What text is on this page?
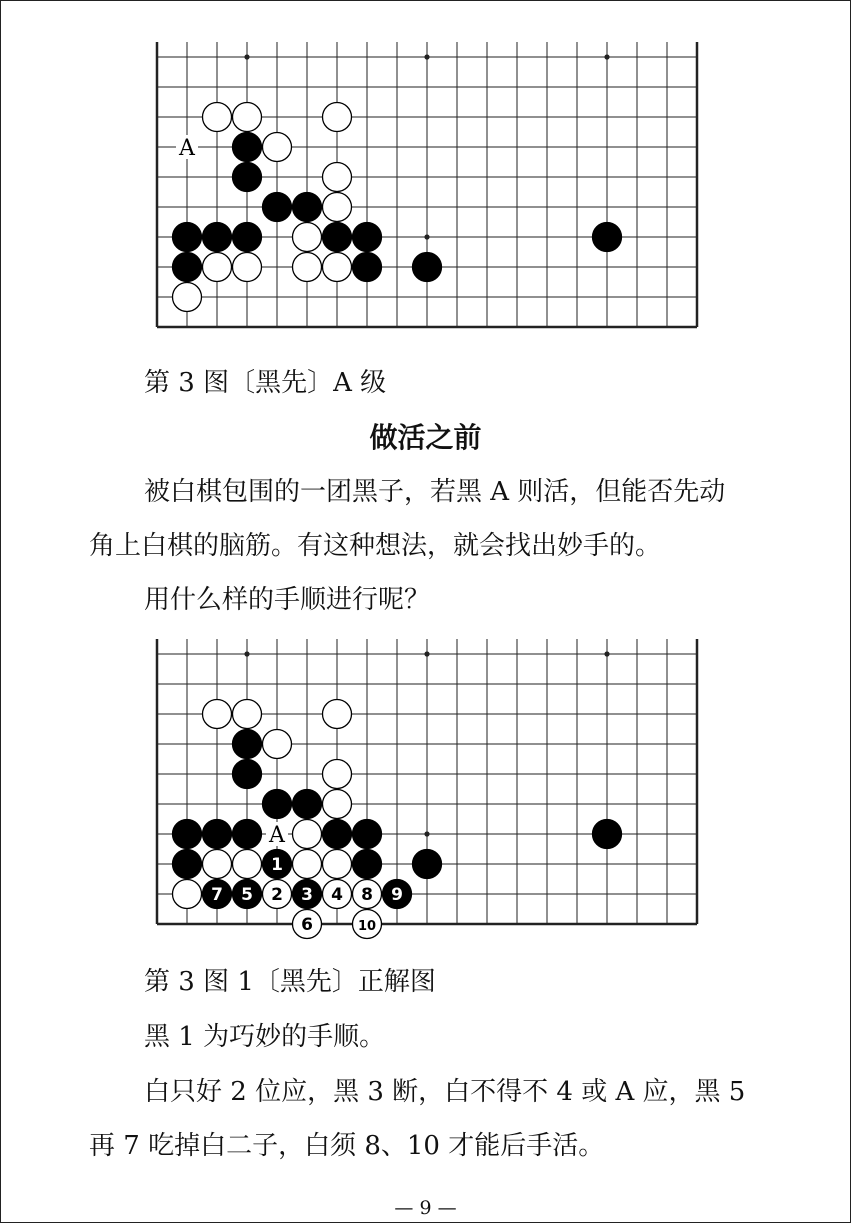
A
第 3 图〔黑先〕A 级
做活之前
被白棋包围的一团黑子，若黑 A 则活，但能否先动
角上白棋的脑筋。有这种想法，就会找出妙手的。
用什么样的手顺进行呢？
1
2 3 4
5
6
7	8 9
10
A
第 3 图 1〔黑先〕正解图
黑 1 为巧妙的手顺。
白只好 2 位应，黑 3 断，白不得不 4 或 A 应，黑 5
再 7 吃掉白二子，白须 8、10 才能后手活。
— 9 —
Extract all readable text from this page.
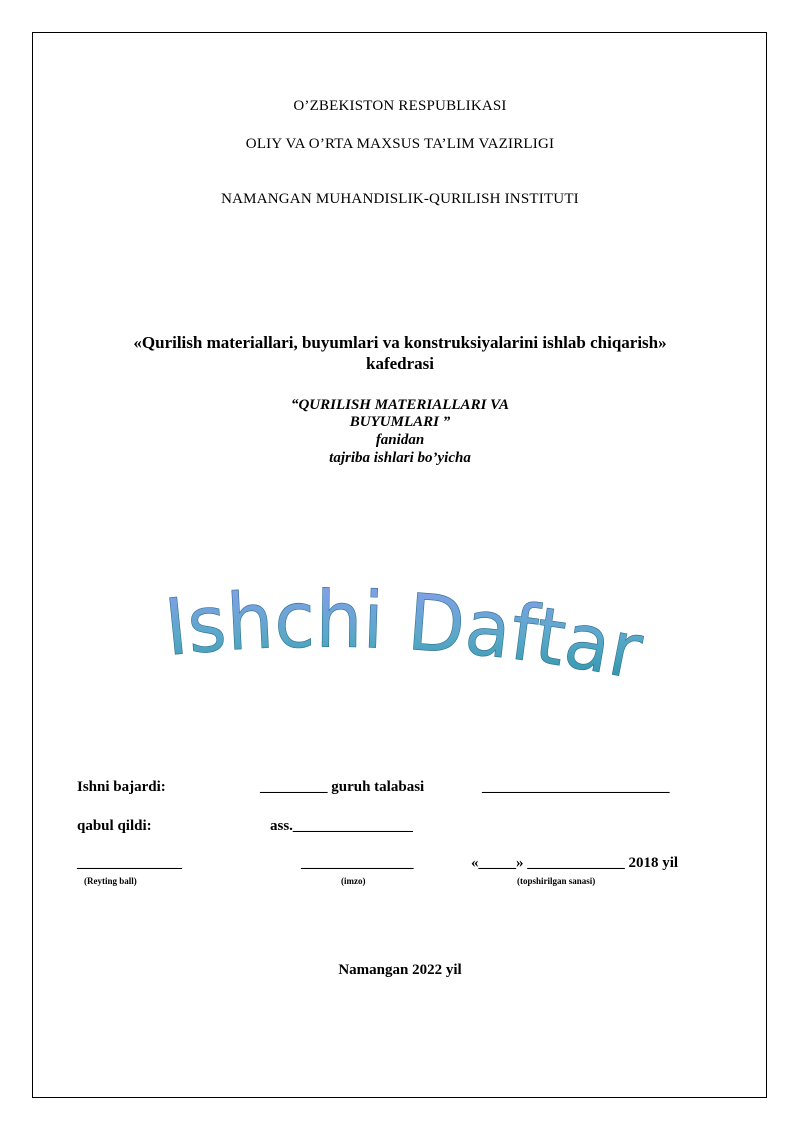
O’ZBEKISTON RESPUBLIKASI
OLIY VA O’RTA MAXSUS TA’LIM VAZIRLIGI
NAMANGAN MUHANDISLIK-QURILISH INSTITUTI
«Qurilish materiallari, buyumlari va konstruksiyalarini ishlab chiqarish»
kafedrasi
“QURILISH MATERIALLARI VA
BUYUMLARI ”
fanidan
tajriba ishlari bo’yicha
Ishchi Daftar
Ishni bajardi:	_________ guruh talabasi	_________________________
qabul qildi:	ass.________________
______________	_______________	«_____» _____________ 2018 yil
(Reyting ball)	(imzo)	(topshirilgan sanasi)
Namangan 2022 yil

§ **EXERCISE TASK**
Report how many lines of the data contain the word "this", using the number alone.

§ **EXERCISE ANSWER**
2